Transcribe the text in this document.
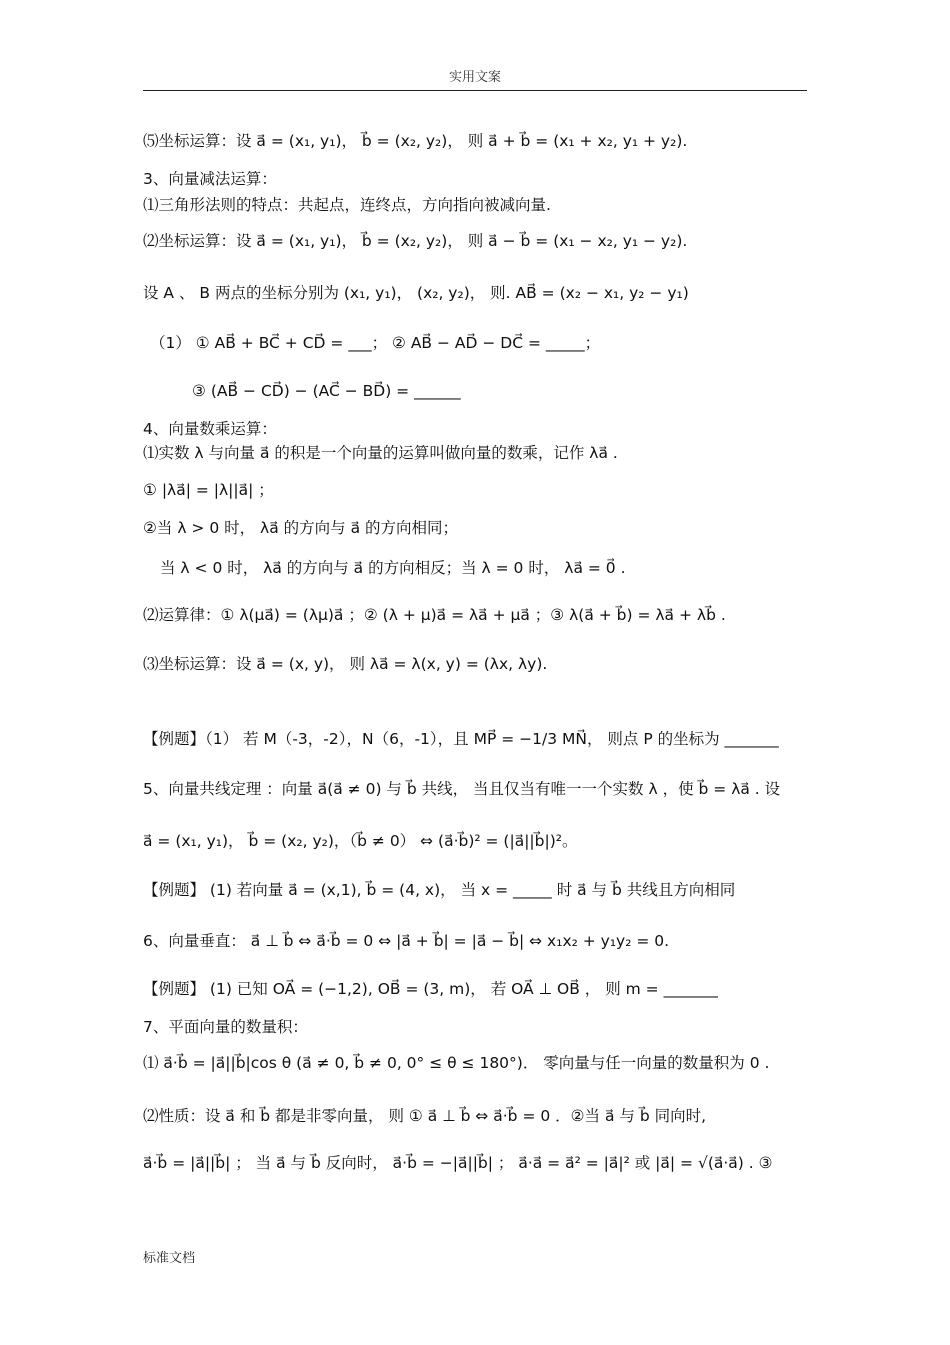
实用文案
⑸坐标运算：设 a⃗ = (x₁, y₁)， b⃗ = (x₂, y₂)， 则 a⃗ + b⃗ = (x₁ + x₂, y₁ + y₂).
3、向量减法运算：
⑴三角形法则的特点：共起点，连终点，方向指向被减向量.
⑵坐标运算：设 a⃗ = (x₁, y₁)， b⃗ = (x₂, y₂)， 则 a⃗ − b⃗ = (x₁ − x₂, y₁ − y₂).
设 A 、 B 两点的坐标分别为 (x₁, y₁)， (x₂, y₂)， 则. AB⃗ = (x₂ − x₁, y₂ − y₁)
（1） ① AB⃗ + BC⃗ + CD⃗ = ___； ② AB⃗ − AD⃗ − DC⃗ = _____；
③ (AB⃗ − CD⃗) − (AC⃗ − BD⃗) = ______
4、向量数乘运算：
⑴实数 λ 与向量 a⃗ 的积是一个向量的运算叫做向量的数乘，记作 λa⃗ .
① |λa⃗| = |λ||a⃗| ；
②当 λ > 0 时， λa⃗ 的方向与 a⃗ 的方向相同；
当 λ < 0 时， λa⃗ 的方向与 a⃗ 的方向相反；当 λ = 0 时， λa⃗ = 0⃗ .
⑵运算律：① λ(μa⃗) = (λμ)a⃗ ；② (λ + μ)a⃗ = λa⃗ + μa⃗ ；③ λ(a⃗ + b⃗) = λa⃗ + λb⃗ .
⑶坐标运算：设 a⃗ = (x, y)， 则 λa⃗ = λ(x, y) = (λx, λy).
【例题】（1） 若 M（-3，-2），N（6，-1），且 MP⃗ = −1/3 MN⃗， 则点 P 的坐标为 _______
5、向量共线定理 ：向量 a⃗(a⃗ ≠ 0) 与 b⃗ 共线， 当且仅当有唯一一个实数 λ ，使 b⃗ = λa⃗ . 设
a⃗ = (x₁, y₁)， b⃗ = (x₂, y₂)，（b⃗ ≠ 0） ⇔ (a⃗·b⃗)² = (|a⃗||b⃗|)²。
【例题】 (1) 若向量 a⃗ = (x,1), b⃗ = (4, x)， 当 x = _____ 时 a⃗ 与 b⃗ 共线且方向相同
6、向量垂直： a⃗ ⊥ b⃗ ⇔ a⃗·b⃗ = 0 ⇔ |a⃗ + b⃗| = |a⃗ − b⃗| ⇔ x₁x₂ + y₁y₂ = 0.
【例题】 (1) 已知 OA⃗ = (−1,2), OB⃗ = (3, m)， 若 OA⃗ ⊥ OB⃗ ， 则 m = _______
7、平面向量的数量积：
⑴ a⃗·b⃗ = |a⃗||b⃗|cos θ (a⃗ ≠ 0, b⃗ ≠ 0, 0° ≤ θ ≤ 180°)． 零向量与任一向量的数量积为 0 .
⑵性质：设 a⃗ 和 b⃗ 都是非零向量， 则 ① a⃗ ⊥ b⃗ ⇔ a⃗·b⃗ = 0 ．②当 a⃗ 与 b⃗ 同向时,
a⃗·b⃗ = |a⃗||b⃗| ； 当 a⃗ 与 b⃗ 反向时， a⃗·b⃗ = −|a⃗||b⃗| ； a⃗·a⃗ = a⃗² = |a⃗|² 或 |a⃗| = √(a⃗·a⃗) . ③
标准文档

= = = = =

DIRECTIONS FOR THIS TASK:
Repeat the data exactly, without the pictures.

THE REPLY:
Transcribe the text in this document.
实用文案
⑸坐标运算：设 a⃗ = (x₁, y₁)， b⃗ = (x₂, y₂)， 则 a⃗ + b⃗ = (x₁ + x₂, y₁ + y₂).
3、向量减法运算：
⑴三角形法则的特点：共起点，连终点，方向指向被减向量.
⑵坐标运算：设 a⃗ = (x₁, y₁)， b⃗ = (x₂, y₂)， 则 a⃗ − b⃗ = (x₁ − x₂, y₁ − y₂).
设 A 、 B 两点的坐标分别为 (x₁, y₁)， (x₂, y₂)， 则. AB⃗ = (x₂ − x₁, y₂ − y₁)
（1） ① AB⃗ + BC⃗ + CD⃗ = ___； ② AB⃗ − AD⃗ − DC⃗ = _____；
③ (AB⃗ − CD⃗) − (AC⃗ − BD⃗) = ______
4、向量数乘运算：
⑴实数 λ 与向量 a⃗ 的积是一个向量的运算叫做向量的数乘，记作 λa⃗ .
① |λa⃗| = |λ||a⃗| ；
②当 λ > 0 时， λa⃗ 的方向与 a⃗ 的方向相同；
当 λ < 0 时， λa⃗ 的方向与 a⃗ 的方向相反；当 λ = 0 时， λa⃗ = 0⃗ .
⑵运算律：① λ(μa⃗) = (λμ)a⃗ ；② (λ + μ)a⃗ = λa⃗ + μa⃗ ；③ λ(a⃗ + b⃗) = λa⃗ + λb⃗ .
⑶坐标运算：设 a⃗ = (x, y)， 则 λa⃗ = λ(x, y) = (λx, λy).
【例题】（1） 若 M（-3，-2），N（6，-1），且 MP⃗ = −1/3 MN⃗， 则点 P 的坐标为 _______
5、向量共线定理 ：向量 a⃗(a⃗ ≠ 0) 与 b⃗ 共线， 当且仅当有唯一一个实数 λ ，使 b⃗ = λa⃗ . 设
a⃗ = (x₁, y₁)， b⃗ = (x₂, y₂)，（b⃗ ≠ 0） ⇔ (a⃗·b⃗)² = (|a⃗||b⃗|)²。
【例题】 (1) 若向量 a⃗ = (x,1), b⃗ = (4, x)， 当 x = _____ 时 a⃗ 与 b⃗ 共线且方向相同
6、向量垂直： a⃗ ⊥ b⃗ ⇔ a⃗·b⃗ = 0 ⇔ |a⃗ + b⃗| = |a⃗ − b⃗| ⇔ x₁x₂ + y₁y₂ = 0.
【例题】 (1) 已知 OA⃗ = (−1,2), OB⃗ = (3, m)， 若 OA⃗ ⊥ OB⃗ ， 则 m = _______
7、平面向量的数量积：
⑴ a⃗·b⃗ = |a⃗||b⃗|cos θ (a⃗ ≠ 0, b⃗ ≠ 0, 0° ≤ θ ≤ 180°)． 零向量与任一向量的数量积为 0 .
⑵性质：设 a⃗ 和 b⃗ 都是非零向量， 则 ① a⃗ ⊥ b⃗ ⇔ a⃗·b⃗ = 0 ．②当 a⃗ 与 b⃗ 同向时,
a⃗·b⃗ = |a⃗||b⃗| ； 当 a⃗ 与 b⃗ 反向时， a⃗·b⃗ = −|a⃗||b⃗| ； a⃗·a⃗ = a⃗² = |a⃗|² 或 |a⃗| = √(a⃗·a⃗) . ③
标准文档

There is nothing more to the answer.